● **Given problem**
Reproduce each line from the records that holds "nach".

● **Source data**
+ + +
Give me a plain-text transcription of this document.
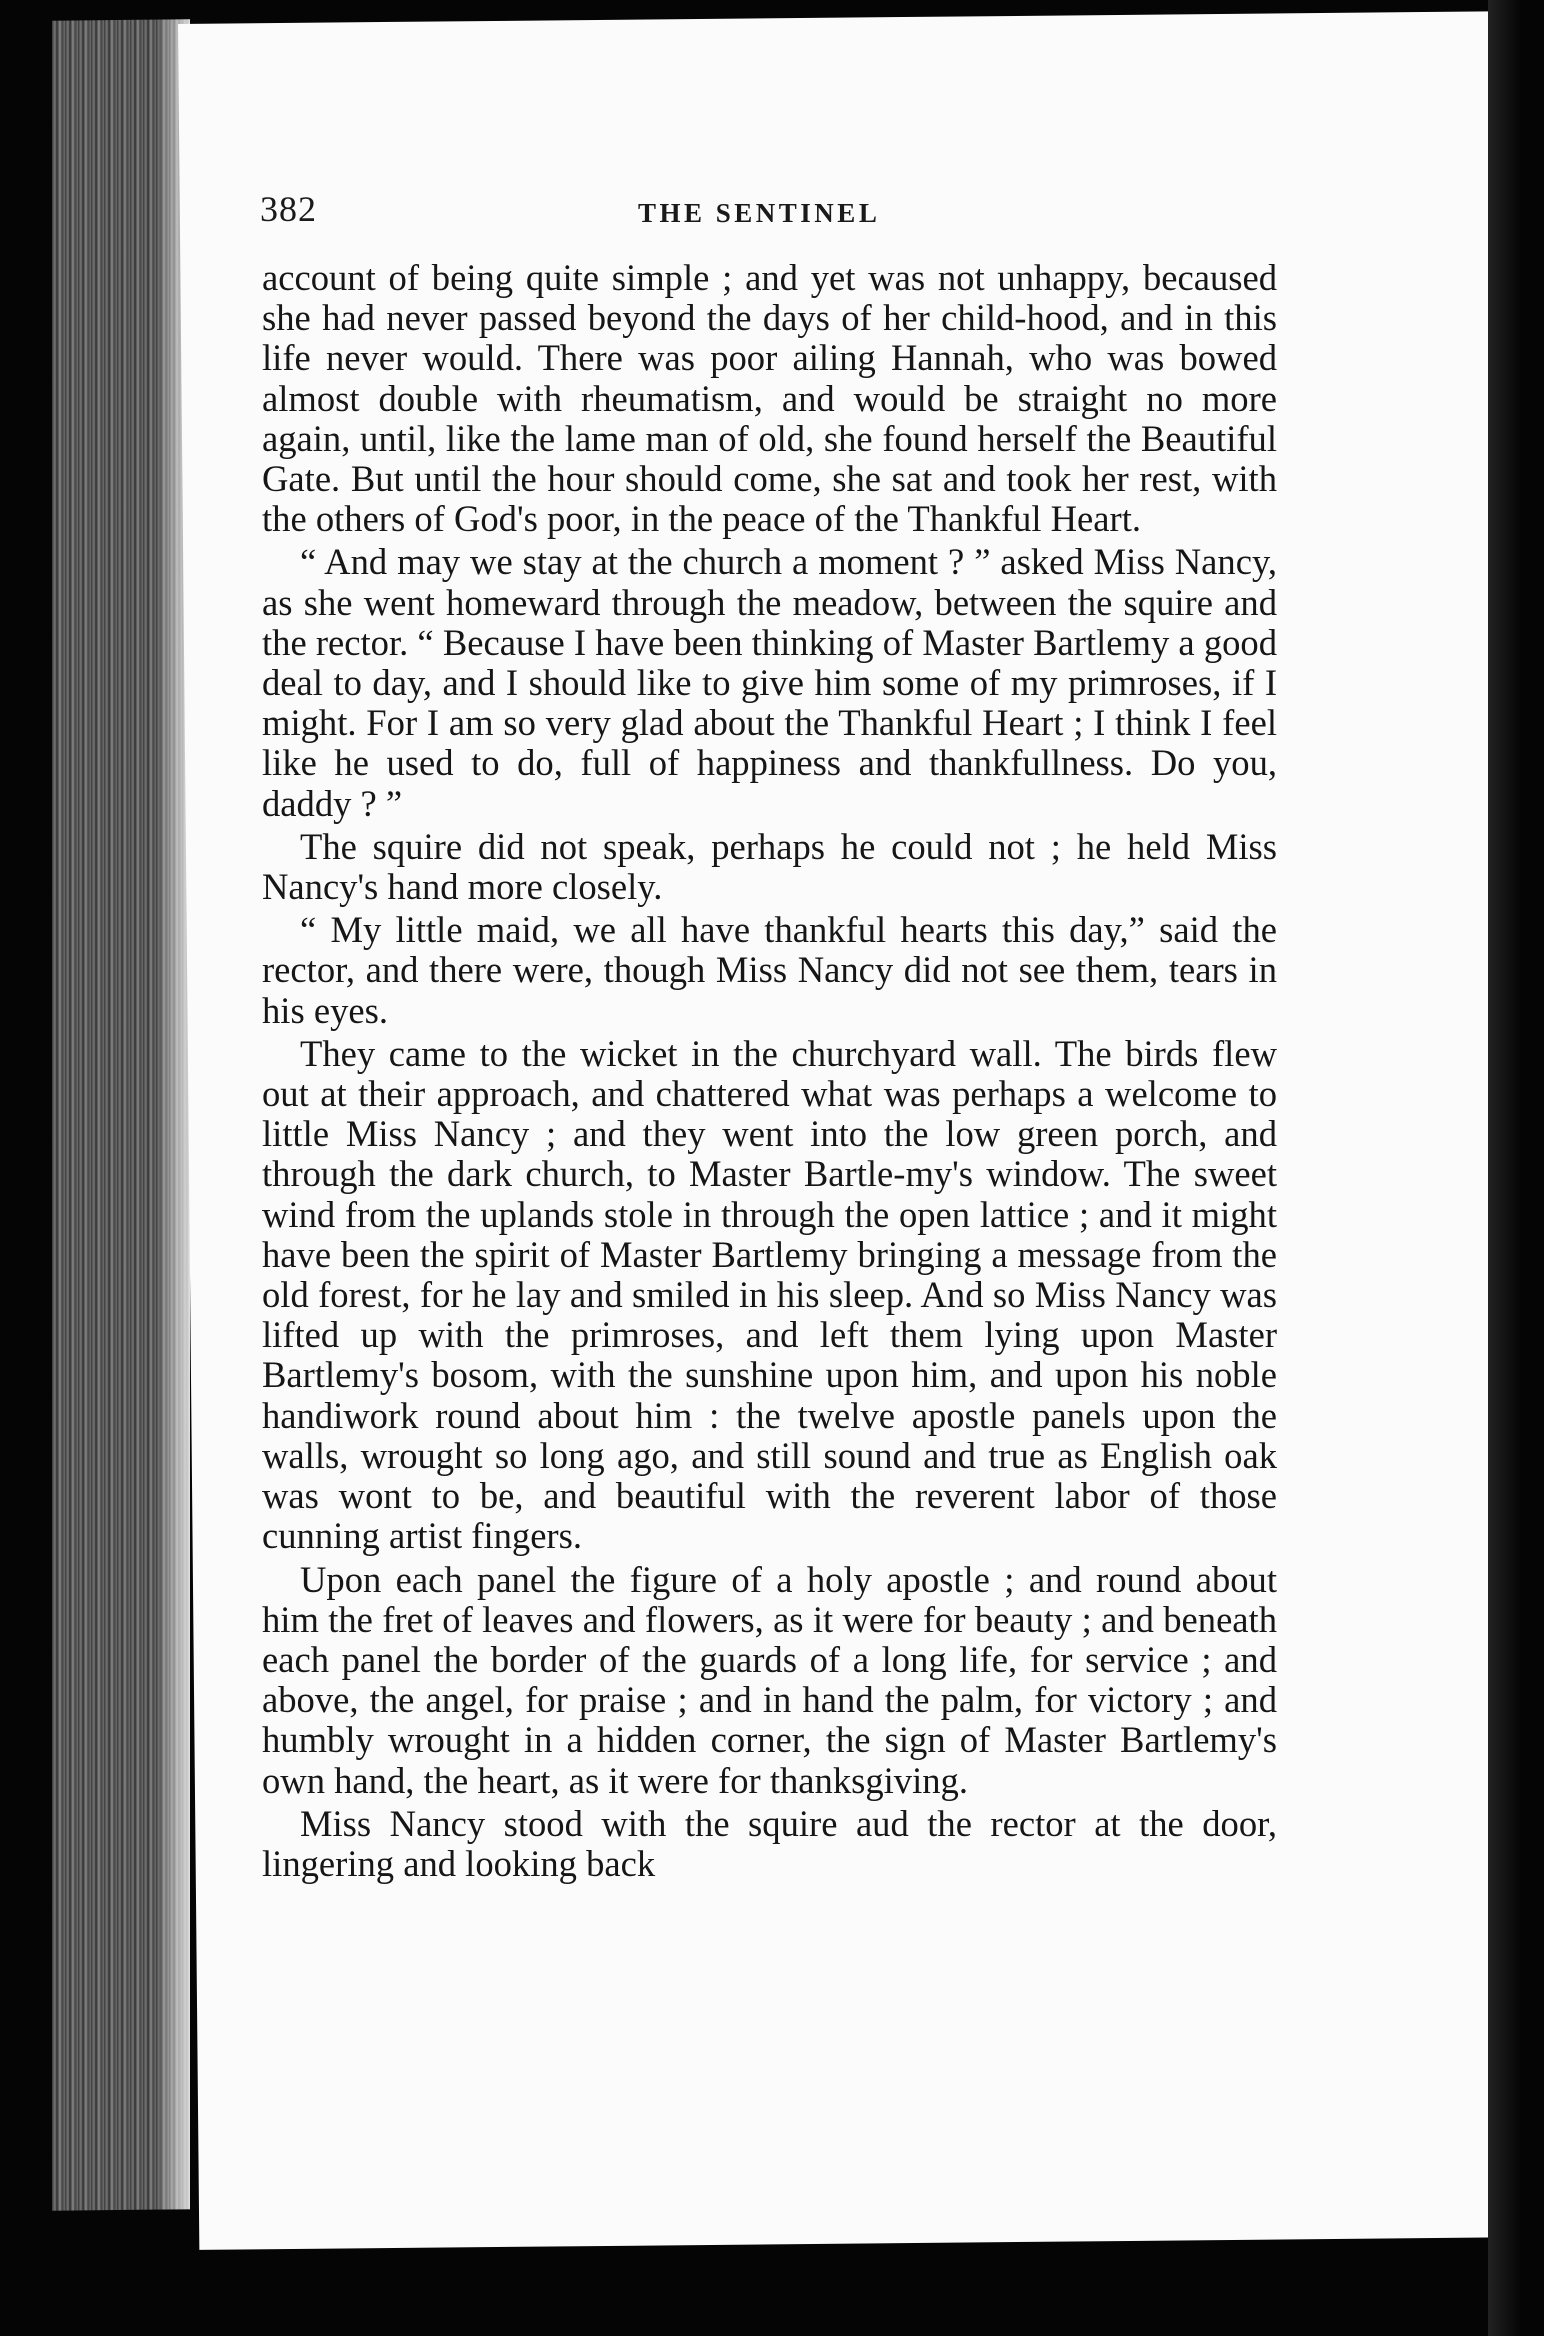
382	THE SENTINEL

account of being quite simple ; and yet was not unhappy, becaused she had never passed beyond the days of her child-hood, and in this life never would. There was poor ailing Hannah, who was bowed almost double with rheumatism, and would be straight no more again, until, like the lame man of old, she found herself the Beautiful Gate. But until the hour should come, she sat and took her rest, with the others of God's poor, in the peace of the Thankful Heart.

“ And may we stay at the church a moment ? ” asked Miss Nancy, as she went homeward through the meadow, between the squire and the rector. “ Because I have been thinking of Master Bartlemy a good deal to day, and I should like to give him some of my primroses, if I might. For I am so very glad about the Thankful Heart ; I think I feel like he used to do, full of happiness and thankfullness. Do you, daddy ? ”

The squire did not speak, perhaps he could not ; he held Miss Nancy's hand more closely.

“ My little maid, we all have thankful hearts this day,” said the rector, and there were, though Miss Nancy did not see them, tears in his eyes.

They came to the wicket in the churchyard wall. The birds flew out at their approach, and chattered what was perhaps a welcome to little Miss Nancy ; and they went into the low green porch, and through the dark church, to Master Bartle-my's window. The sweet wind from the uplands stole in through the open lattice ; and it might have been the spirit of Master Bartlemy bringing a message from the old forest, for he lay and smiled in his sleep. And so Miss Nancy was lifted up with the primroses, and left them lying upon Master Bartlemy's bosom, with the sunshine upon him, and upon his noble handiwork round about him : the twelve apostle panels upon the walls, wrought so long ago, and still sound and true as English oak was wont to be, and beautiful with the reverent labor of those cunning artist fingers.

Upon each panel the figure of a holy apostle ; and round about him the fret of leaves and flowers, as it were for beauty ; and beneath each panel the border of the guards of a long life, for service ; and above, the angel, for praise ; and in hand the palm, for victory ; and humbly wrought in a hidden corner, the sign of Master Bartlemy's own hand, the heart, as it were for thanksgiving.

Miss Nancy stood with the squire aud the rector at the door, lingering and looking back
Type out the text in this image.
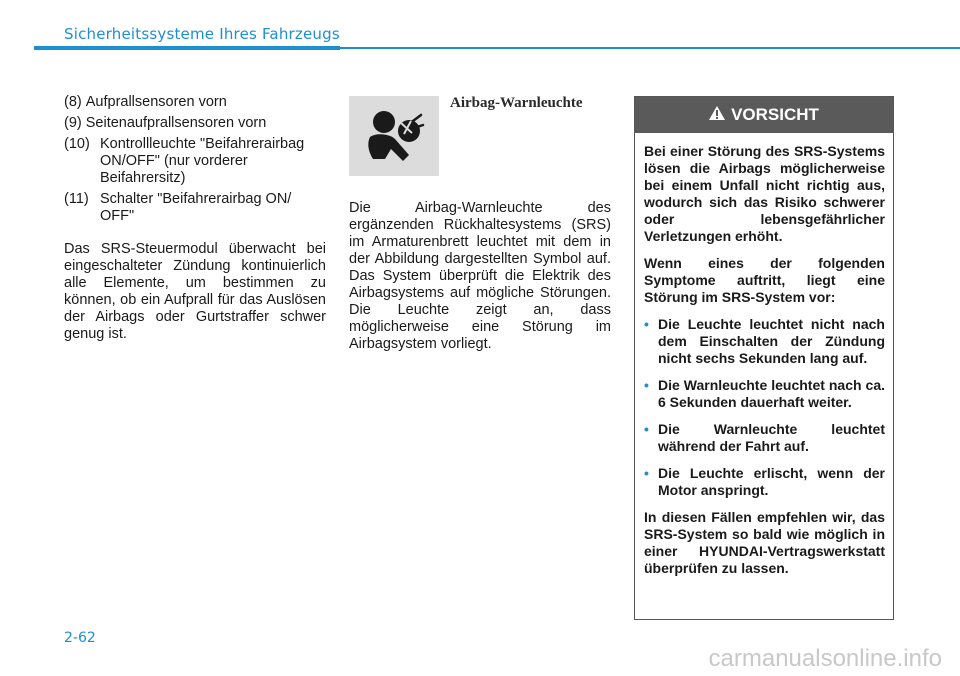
Sicherheitssysteme Ihres Fahrzeugs
(8) Aufprallsensoren vorn
(9) Seitenaufprallsensoren vorn
(10) Kontrollleuchte "Beifahrerairbag ON/OFF" (nur vorderer Beifahrersitz)
(11) Schalter "Beifahrerairbag ON/ OFF"
Das SRS-Steuermodul überwacht bei eingeschalteter Zündung kontinuierlich alle Elemente, um bestimmen zu können, ob ein Aufprall für das Auslösen der Airbags oder Gurtstraffer schwer genug ist.
Airbag-Warnleuchte
Die Airbag-Warnleuchte des ergänzenden Rückhaltesystems (SRS) im Armaturenbrett leuchtet mit dem in der Abbildung dargestellten Symbol auf. Das System überprüft die Elektrik des Airbagsystems auf mögliche Störungen. Die Leuchte zeigt an, dass möglicherweise eine Störung im Airbagsystem vorliegt.
VORSICHT

Bei einer Störung des SRS-Systems lösen die Airbags möglicherweise bei einem Unfall nicht richtig aus, wodurch sich das Risiko schwerer oder lebensgefährlicher Verletzungen erhöht.

Wenn eines der folgenden Symptome auftritt, liegt eine Störung im SRS-System vor:

• Die Leuchte leuchtet nicht nach dem Einschalten der Zündung nicht sechs Sekunden lang auf.
• Die Warnleuchte leuchtet nach ca. 6 Sekunden dauerhaft weiter.
• Die Warnleuchte leuchtet während der Fahrt auf.
• Die Leuchte erlischt, wenn der Motor anspringt.

In diesen Fällen empfehlen wir, das SRS-System so bald wie möglich in einer HYUNDAI-Vertragswerkstatt überprüfen zu lassen.

2-62
carmanualsonline.info
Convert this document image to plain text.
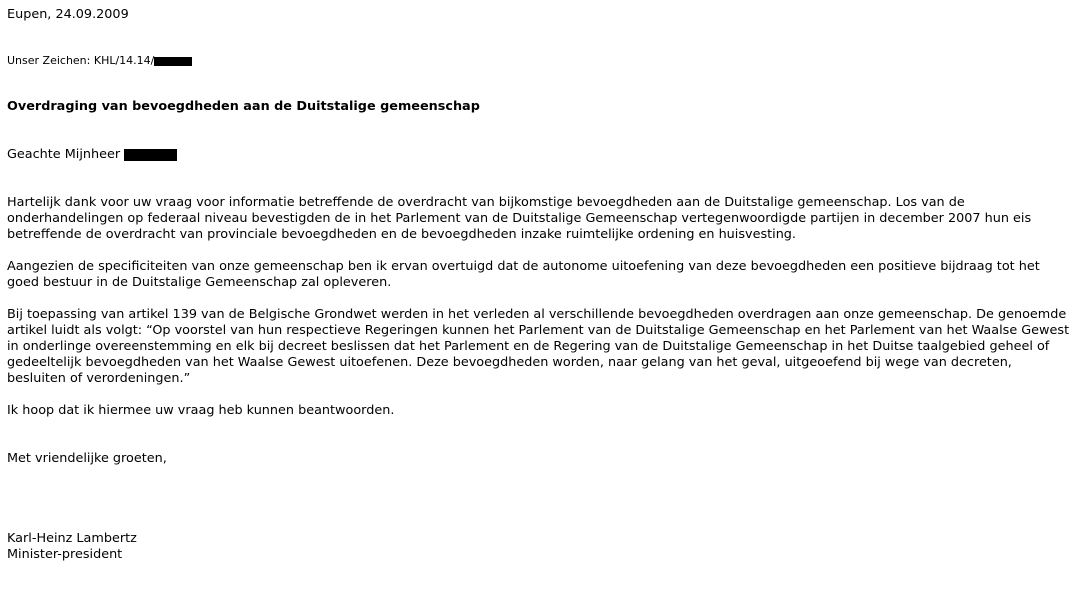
Eupen, 24.09.2009
Unser Zeichen: KHL/14.14/
Overdraging van bevoegdheden aan de Duitstalige gemeenschap
Geachte Mijnheer
Hartelijk dank voor uw vraag voor informatie betreffende de overdracht van bijkomstige bevoegdheden aan de Duitstalige gemeenschap. Los van de onderhandelingen op federaal niveau bevestigden de in het Parlement van de Duitstalige Gemeenschap vertegenwoordigde partijen in december 2007 hun eis betreffende de overdracht van provinciale bevoegdheden en de bevoegdheden inzake ruimtelijke ordening en huisvesting.
Aangezien de specificiteiten van onze gemeenschap ben ik ervan overtuigd dat de autonome uitoefening van deze bevoegdheden een positieve bijdraag tot het goed bestuur in de Duitstalige Gemeenschap zal opleveren.
Bij toepassing van artikel 139 van de Belgische Grondwet werden in het verleden al verschillende bevoegdheden overdragen aan onze gemeenschap. De genoemde artikel luidt als volgt: “Op voorstel van hun respectieve Regeringen kunnen het Parlement van de Duitstalige Gemeenschap en het Parlement van het Waalse Gewest in onderlinge overeenstemming en elk bij decreet beslissen dat het Parlement en de Regering van de Duitstalige Gemeenschap in het Duitse taalgebied geheel of gedeeltelijk bevoegdheden van het Waalse Gewest uitoefenen. Deze bevoegdheden worden, naar gelang van het geval, uitgeoefend bij wege van decreten, besluiten of verordeningen.”
Ik hoop dat ik hiermee uw vraag heb kunnen beantwoorden.
Met vriendelijke groeten,
Karl-Heinz Lambertz
Minister-president
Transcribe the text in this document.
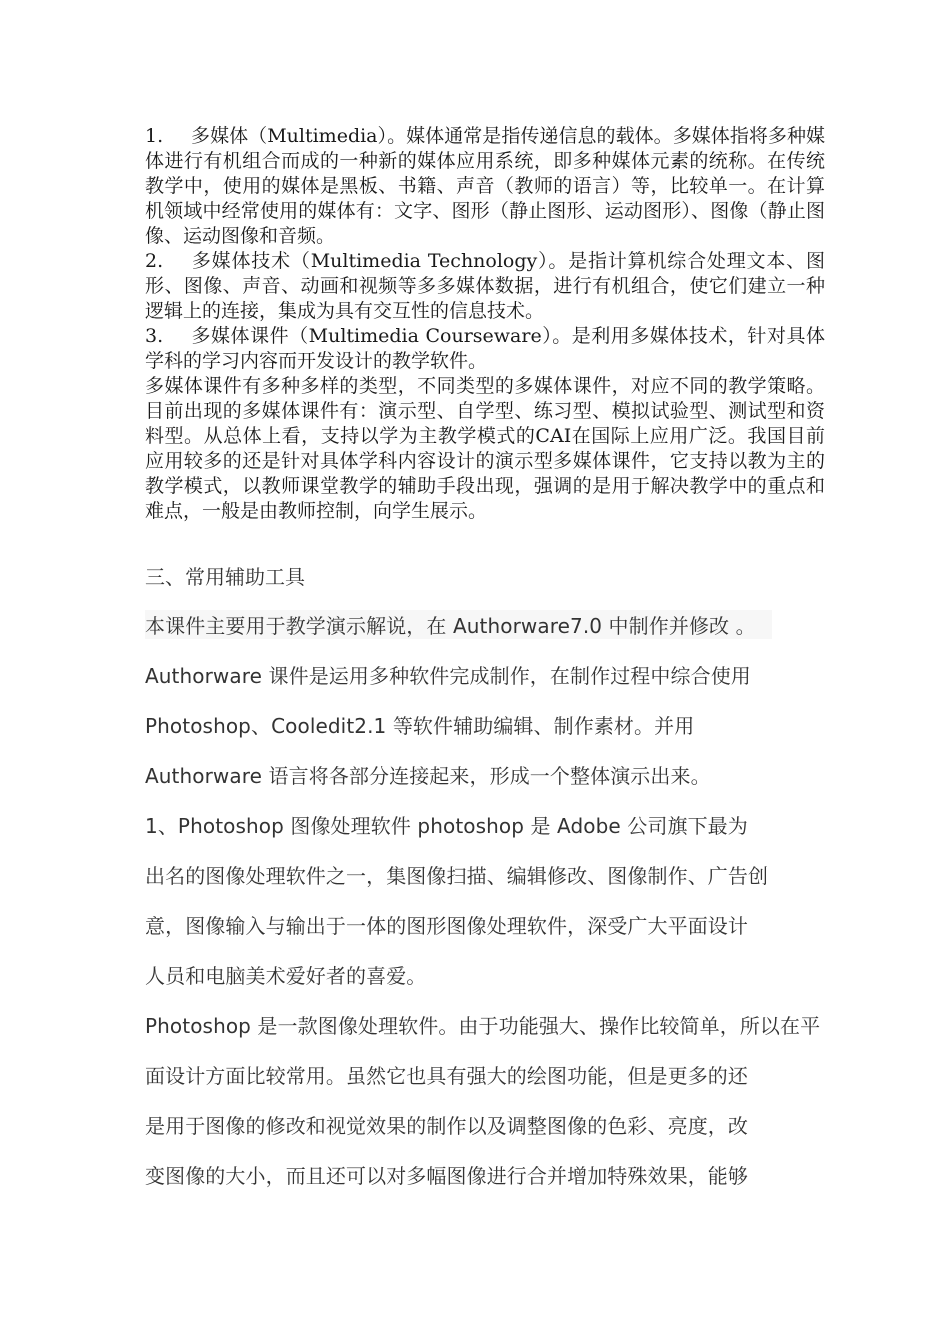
1. 多媒体（Multimedia）。媒体通常是指传递信息的载体。多媒体指将多种媒体进行有机组合而成的一种新的媒体应用系统，即多种媒体元素的统称。在传统教学中，使用的媒体是黑板、书籍、声音（教师的语言）等，比较单一。在计算机领域中经常使用的媒体有：文字、图形（静止图形、运动图形）、图像（静止图像、运动图像和音频。

2. 多媒体技术（Multimedia Technology）。是指计算机综合处理文本、图形、图像、声音、动画和视频等多多媒体数据，进行有机组合，使它们建立一种逻辑上的连接，集成为具有交互性的信息技术。

3. 多媒体课件（Multimedia Courseware）。是利用多媒体技术，针对具体学科的学习内容而开发设计的教学软件。

多媒体课件有多种多样的类型，不同类型的多媒体课件，对应不同的教学策略。目前出现的多媒体课件有：演示型、自学型、练习型、模拟试验型、测试型和资料型。从总体上看，支持以学为主教学模式的CAI在国际上应用广泛。我国目前应用较多的还是针对具体学科内容设计的演示型多媒体课件，它支持以教为主的教学模式，以教师课堂教学的辅助手段出现，强调的是用于解决教学中的重点和难点，一般是由教师控制，向学生展示。

三、常用辅助工具
本课件主要用于教学演示解说，在 Authorware7.0 中制作并修改 。
Authorware 课件是运用多种软件完成制作，在制作过程中综合使用
Photoshop、Cooledit2.1 等软件辅助编辑、制作素材。并用
Authorware 语言将各部分连接起来，形成一个整体演示出来。
1、Photoshop 图像处理软件 photoshop 是 Adobe 公司旗下最为
出名的图像处理软件之一，集图像扫描、编辑修改、图像制作、广告创
意，图像输入与输出于一体的图形图像处理软件，深受广大平面设计
人员和电脑美术爱好者的喜爱。
Photoshop 是一款图像处理软件。由于功能强大、操作比较简单，所以在平
面设计方面比较常用。虽然它也具有强大的绘图功能，但是更多的还
是用于图像的修改和视觉效果的制作以及调整图像的色彩、亮度，改
变图像的大小，而且还可以对多幅图像进行合并增加特殊效果，能够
+ + +
● **Result of the exercise**
• Die Leuchte leuchtet nicht nach dem Einschalten der Zündung nicht sechs Sekunden lang auf.
• Die Warnleuchte leuchtet nach ca. 6 Sekunden dauerhaft weiter.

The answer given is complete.